## Exercise directions
Render the material from its first line through the line containing "list-item: 2) Рассмотреть", inclusive, as a Markdown table with the columns "No." and "Entry", numbering each row and leaving out blank lines.

## Data for this task
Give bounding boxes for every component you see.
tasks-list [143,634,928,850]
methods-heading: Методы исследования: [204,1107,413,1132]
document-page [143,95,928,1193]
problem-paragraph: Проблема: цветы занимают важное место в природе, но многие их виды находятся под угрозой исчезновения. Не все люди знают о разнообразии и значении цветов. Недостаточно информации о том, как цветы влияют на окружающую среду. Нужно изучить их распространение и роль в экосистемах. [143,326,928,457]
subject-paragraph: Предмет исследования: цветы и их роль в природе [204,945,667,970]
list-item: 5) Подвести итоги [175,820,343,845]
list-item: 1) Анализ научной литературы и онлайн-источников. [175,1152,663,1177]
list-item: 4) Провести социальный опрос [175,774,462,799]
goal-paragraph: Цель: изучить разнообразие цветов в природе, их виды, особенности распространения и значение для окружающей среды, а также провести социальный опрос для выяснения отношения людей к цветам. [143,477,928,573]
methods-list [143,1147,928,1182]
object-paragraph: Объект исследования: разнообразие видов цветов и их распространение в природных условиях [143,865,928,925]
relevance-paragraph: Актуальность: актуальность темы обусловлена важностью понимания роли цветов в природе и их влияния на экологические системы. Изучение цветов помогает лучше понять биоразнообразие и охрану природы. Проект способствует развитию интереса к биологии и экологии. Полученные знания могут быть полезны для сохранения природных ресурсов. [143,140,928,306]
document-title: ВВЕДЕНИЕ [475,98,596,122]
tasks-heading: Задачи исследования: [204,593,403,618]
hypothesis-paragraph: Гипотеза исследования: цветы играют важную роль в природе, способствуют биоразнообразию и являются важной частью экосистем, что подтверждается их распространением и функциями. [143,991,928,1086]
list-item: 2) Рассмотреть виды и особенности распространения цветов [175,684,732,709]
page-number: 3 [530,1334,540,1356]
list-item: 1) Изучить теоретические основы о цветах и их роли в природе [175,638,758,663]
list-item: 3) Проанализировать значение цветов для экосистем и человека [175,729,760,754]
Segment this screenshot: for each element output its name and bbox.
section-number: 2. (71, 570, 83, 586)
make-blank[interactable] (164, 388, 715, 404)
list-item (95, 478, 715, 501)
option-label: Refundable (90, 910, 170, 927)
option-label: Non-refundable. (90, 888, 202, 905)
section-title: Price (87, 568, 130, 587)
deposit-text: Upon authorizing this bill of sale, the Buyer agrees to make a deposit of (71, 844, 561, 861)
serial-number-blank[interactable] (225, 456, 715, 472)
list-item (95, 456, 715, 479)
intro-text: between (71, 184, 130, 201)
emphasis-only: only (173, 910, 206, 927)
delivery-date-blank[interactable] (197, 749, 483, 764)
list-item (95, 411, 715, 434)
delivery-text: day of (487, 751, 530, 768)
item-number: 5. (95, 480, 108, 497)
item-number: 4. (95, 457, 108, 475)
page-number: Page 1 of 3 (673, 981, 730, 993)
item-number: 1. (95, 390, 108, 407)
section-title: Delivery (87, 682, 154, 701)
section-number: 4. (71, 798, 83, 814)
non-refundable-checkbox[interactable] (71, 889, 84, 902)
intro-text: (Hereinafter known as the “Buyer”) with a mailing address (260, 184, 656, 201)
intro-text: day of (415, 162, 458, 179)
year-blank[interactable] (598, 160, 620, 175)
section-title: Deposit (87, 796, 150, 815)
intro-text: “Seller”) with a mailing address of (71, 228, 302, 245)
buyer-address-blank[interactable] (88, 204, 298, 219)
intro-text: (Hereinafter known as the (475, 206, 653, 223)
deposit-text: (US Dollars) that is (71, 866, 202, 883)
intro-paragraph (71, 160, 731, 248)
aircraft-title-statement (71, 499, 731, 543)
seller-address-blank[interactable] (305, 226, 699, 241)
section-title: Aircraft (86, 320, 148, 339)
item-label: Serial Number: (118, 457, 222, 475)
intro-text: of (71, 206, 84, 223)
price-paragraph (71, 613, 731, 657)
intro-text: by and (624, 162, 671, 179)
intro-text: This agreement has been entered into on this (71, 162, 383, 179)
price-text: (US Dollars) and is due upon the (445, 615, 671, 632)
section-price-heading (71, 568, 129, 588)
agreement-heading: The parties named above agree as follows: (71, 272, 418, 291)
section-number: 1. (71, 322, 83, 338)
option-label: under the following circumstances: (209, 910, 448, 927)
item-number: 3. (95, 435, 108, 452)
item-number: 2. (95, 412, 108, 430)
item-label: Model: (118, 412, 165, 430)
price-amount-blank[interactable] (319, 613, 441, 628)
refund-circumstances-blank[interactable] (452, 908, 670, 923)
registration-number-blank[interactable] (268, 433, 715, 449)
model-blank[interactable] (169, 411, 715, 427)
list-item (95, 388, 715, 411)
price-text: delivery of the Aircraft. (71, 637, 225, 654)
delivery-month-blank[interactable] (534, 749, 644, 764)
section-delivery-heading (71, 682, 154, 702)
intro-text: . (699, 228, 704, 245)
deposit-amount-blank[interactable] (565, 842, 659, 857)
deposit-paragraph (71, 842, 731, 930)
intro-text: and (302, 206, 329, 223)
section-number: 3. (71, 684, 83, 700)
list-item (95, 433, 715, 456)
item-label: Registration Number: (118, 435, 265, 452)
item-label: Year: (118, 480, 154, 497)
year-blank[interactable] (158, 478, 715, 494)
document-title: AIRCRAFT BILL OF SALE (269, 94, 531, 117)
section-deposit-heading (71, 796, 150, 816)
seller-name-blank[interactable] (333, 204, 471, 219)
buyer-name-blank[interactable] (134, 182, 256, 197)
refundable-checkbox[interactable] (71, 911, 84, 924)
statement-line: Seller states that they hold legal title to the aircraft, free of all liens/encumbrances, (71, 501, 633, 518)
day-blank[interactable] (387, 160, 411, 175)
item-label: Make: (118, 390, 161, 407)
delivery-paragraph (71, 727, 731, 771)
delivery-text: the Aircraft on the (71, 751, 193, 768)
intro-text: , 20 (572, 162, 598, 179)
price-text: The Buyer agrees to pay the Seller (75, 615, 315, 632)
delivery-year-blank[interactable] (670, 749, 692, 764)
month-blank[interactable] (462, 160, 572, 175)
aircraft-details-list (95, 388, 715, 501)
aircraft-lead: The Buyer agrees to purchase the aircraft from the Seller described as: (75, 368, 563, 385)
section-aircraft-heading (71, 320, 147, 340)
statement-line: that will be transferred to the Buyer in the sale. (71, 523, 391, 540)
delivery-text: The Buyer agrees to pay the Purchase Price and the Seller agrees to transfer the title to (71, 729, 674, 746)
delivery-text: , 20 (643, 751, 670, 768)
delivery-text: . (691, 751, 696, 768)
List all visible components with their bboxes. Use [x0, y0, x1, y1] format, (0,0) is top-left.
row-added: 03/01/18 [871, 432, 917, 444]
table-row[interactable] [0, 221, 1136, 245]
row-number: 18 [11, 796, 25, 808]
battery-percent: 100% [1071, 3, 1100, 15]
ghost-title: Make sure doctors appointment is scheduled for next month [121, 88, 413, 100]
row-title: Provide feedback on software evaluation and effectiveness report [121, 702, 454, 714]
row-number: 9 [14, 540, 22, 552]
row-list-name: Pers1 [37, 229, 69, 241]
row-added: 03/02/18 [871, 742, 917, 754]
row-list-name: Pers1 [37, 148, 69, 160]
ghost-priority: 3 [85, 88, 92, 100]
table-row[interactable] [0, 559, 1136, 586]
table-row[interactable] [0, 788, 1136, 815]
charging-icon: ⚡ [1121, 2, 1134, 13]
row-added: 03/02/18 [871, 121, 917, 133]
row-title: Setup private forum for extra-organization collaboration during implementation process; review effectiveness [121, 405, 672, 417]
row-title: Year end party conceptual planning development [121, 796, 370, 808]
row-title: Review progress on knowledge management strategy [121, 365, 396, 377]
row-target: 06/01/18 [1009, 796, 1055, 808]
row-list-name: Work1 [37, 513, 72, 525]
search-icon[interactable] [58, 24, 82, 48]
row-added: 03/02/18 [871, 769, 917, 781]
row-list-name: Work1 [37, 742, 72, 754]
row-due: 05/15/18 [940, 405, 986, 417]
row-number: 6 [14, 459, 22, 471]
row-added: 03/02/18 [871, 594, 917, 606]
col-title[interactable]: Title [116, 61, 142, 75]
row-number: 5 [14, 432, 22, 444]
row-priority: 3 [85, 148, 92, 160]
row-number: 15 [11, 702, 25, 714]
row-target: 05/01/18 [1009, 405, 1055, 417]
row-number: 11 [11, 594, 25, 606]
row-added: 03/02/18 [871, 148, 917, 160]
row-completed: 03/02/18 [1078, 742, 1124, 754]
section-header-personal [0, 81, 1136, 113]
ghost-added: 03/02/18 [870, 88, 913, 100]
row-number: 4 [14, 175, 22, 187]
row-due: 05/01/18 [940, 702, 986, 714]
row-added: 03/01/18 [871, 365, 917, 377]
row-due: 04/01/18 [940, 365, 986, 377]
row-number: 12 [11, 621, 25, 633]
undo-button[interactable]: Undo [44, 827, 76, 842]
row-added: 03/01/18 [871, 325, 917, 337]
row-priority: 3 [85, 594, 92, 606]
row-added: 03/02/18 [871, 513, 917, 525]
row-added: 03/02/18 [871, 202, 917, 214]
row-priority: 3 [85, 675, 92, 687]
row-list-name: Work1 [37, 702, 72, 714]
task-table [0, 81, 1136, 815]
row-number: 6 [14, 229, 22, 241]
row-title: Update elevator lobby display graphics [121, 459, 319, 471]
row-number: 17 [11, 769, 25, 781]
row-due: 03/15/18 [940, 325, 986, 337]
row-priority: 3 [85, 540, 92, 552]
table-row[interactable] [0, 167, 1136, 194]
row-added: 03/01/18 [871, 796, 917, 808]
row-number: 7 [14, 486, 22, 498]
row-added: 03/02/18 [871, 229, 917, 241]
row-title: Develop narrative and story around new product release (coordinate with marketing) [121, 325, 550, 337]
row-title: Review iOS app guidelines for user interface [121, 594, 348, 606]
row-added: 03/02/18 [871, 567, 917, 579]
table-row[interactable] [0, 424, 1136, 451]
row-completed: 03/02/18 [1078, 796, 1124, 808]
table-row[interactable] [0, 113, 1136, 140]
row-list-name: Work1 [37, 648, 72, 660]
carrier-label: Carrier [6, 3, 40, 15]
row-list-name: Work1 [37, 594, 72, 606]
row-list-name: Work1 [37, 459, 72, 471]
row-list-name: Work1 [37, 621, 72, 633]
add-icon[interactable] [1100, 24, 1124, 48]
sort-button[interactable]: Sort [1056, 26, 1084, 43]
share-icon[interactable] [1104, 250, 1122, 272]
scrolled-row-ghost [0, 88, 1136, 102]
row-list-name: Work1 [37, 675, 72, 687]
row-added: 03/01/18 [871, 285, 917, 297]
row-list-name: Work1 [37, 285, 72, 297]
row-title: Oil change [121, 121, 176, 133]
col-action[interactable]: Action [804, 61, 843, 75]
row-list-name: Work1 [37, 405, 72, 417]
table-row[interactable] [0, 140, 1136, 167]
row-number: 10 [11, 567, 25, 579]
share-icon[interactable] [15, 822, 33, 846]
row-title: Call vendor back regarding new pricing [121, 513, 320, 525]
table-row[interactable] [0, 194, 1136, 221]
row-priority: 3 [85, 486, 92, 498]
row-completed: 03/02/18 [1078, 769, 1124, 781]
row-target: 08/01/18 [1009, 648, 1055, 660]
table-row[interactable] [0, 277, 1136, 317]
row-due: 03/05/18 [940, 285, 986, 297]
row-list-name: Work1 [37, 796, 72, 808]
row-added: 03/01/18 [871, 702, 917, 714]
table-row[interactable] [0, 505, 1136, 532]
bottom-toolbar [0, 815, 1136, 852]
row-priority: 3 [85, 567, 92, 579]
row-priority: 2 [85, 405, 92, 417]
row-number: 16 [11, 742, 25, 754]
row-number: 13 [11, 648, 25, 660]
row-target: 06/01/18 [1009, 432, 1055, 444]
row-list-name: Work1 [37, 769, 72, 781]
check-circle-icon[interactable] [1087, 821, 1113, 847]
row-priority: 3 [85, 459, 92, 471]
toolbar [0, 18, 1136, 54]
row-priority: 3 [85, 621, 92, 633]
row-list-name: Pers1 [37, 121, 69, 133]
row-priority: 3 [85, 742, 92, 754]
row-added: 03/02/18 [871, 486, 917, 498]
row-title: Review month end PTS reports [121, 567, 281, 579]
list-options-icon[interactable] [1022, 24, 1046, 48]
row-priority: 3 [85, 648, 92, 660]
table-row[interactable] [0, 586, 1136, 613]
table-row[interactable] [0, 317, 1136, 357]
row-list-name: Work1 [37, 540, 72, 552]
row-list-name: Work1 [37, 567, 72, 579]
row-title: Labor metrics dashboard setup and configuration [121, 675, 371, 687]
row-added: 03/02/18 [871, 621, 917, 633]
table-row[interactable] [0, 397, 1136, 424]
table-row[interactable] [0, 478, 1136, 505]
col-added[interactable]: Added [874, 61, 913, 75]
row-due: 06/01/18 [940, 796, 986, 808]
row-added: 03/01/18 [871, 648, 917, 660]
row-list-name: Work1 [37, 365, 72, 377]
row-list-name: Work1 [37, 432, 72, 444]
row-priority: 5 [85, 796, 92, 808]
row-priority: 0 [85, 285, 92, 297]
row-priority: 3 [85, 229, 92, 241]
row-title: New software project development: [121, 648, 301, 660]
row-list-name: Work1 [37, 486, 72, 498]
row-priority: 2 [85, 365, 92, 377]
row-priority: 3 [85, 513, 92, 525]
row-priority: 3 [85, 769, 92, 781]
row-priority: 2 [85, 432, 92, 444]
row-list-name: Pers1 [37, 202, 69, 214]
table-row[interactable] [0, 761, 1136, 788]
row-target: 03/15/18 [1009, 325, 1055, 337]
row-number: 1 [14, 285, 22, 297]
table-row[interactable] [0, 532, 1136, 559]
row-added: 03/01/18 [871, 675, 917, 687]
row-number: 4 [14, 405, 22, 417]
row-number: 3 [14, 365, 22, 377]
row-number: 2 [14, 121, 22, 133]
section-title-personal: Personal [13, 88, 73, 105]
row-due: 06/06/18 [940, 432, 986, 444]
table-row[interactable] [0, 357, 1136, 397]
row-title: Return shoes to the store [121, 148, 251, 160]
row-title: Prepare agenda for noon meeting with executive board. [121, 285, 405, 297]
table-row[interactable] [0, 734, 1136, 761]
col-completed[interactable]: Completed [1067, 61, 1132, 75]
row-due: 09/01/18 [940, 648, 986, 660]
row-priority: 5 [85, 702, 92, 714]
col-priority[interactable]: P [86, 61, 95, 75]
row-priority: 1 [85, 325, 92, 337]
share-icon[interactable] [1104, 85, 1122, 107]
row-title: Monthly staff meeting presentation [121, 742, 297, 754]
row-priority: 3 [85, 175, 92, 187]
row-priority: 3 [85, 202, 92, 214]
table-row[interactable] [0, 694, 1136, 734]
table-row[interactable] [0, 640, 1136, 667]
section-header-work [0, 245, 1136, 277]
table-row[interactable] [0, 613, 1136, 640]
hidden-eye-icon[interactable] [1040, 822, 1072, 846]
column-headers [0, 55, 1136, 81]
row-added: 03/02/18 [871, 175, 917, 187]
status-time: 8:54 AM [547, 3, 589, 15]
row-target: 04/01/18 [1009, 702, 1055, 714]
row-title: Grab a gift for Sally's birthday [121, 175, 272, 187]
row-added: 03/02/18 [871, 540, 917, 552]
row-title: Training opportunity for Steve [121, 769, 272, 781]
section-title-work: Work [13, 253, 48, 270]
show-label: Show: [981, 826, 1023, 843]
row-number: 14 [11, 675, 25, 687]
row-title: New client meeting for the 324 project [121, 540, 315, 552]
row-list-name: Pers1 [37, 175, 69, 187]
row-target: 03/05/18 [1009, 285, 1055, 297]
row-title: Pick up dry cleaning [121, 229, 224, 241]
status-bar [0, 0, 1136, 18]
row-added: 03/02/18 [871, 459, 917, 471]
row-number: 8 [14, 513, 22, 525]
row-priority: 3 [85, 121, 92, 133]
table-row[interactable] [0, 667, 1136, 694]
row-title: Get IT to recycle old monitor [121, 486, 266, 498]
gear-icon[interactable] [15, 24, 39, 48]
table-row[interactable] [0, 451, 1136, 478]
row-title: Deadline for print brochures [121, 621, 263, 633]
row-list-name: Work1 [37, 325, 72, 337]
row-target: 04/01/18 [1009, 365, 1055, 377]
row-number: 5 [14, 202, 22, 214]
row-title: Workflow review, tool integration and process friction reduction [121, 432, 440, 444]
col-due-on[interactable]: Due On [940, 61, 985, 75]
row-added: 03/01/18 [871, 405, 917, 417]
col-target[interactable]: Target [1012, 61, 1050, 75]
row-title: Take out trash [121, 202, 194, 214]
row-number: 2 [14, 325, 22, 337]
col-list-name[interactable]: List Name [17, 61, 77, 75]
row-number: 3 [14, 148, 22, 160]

## Solved exercise
| No. | Entry |
|---|---|
| 1 | Give bounding boxes for every component you see. |
| 2 | tasks-list [143,634,928,850] |
| 3 | methods-heading: Методы исследования: [204,1107,413,1132] |
| 4 | document-page [143,95,928,1193] |
| 5 | problem-paragraph: Проблема: цветы занимают важное место в природе, но многие их виды находятся под угрозой исчезновения. Не все люди знают о разнообразии и значении цветов. Недостаточно информации о том, как цветы влияют на окружающую среду. Нужно изучить их распространение и роль в экосистемах. [143,326,928,457] |
| 6 | subject-paragraph: Предмет исследования: цветы и их роль в природе [204,945,667,970] |
| 7 | list-item: 5) Подвести итоги [175,820,343,845] |
| 8 | list-item: 1) Анализ научной литературы и онлайн-источников. [175,1152,663,1177] |
| 9 | list-item: 4) Провести социальный опрос [175,774,462,799] |
| 10 | goal-paragraph: Цель: изучить разнообразие цветов в природе, их виды, особенности распространения и значение для окружающей среды, а также провести социальный опрос для выяснения отношения людей к цветам. [143,477,928,573] |
| 11 | methods-list [143,1147,928,1182] |
| 12 | object-paragraph: Объект исследования: разнообразие видов цветов и их распространение в природных условиях [143,865,928,925] |
| 13 | relevance-paragraph: Актуальность: актуальность темы обусловлена важностью понимания роли цветов в природе и их влияния на экологические системы. Изучение цветов помогает лучше понять биоразнообразие и охрану природы. Проект способствует развитию интереса к биологии и экологии. Полученные знания могут быть полезны для сохранения природных ресурсов. [143,140,928,306] |
| 14 | document-title: ВВЕДЕНИЕ [475,98,596,122] |
| 15 | tasks-heading: Задачи исследования: [204,593,403,618] |
| 16 | hypothesis-paragraph: Гипотеза исследования: цветы играют важную роль в природе, способствуют биоразнообразию и являются важной частью экосистем, что подтверждается их распространением и функциями. [143,991,928,1086] |
| 17 | list-item: 2) Рассмотреть виды и особенности распространения цветов [175,684,732,709] |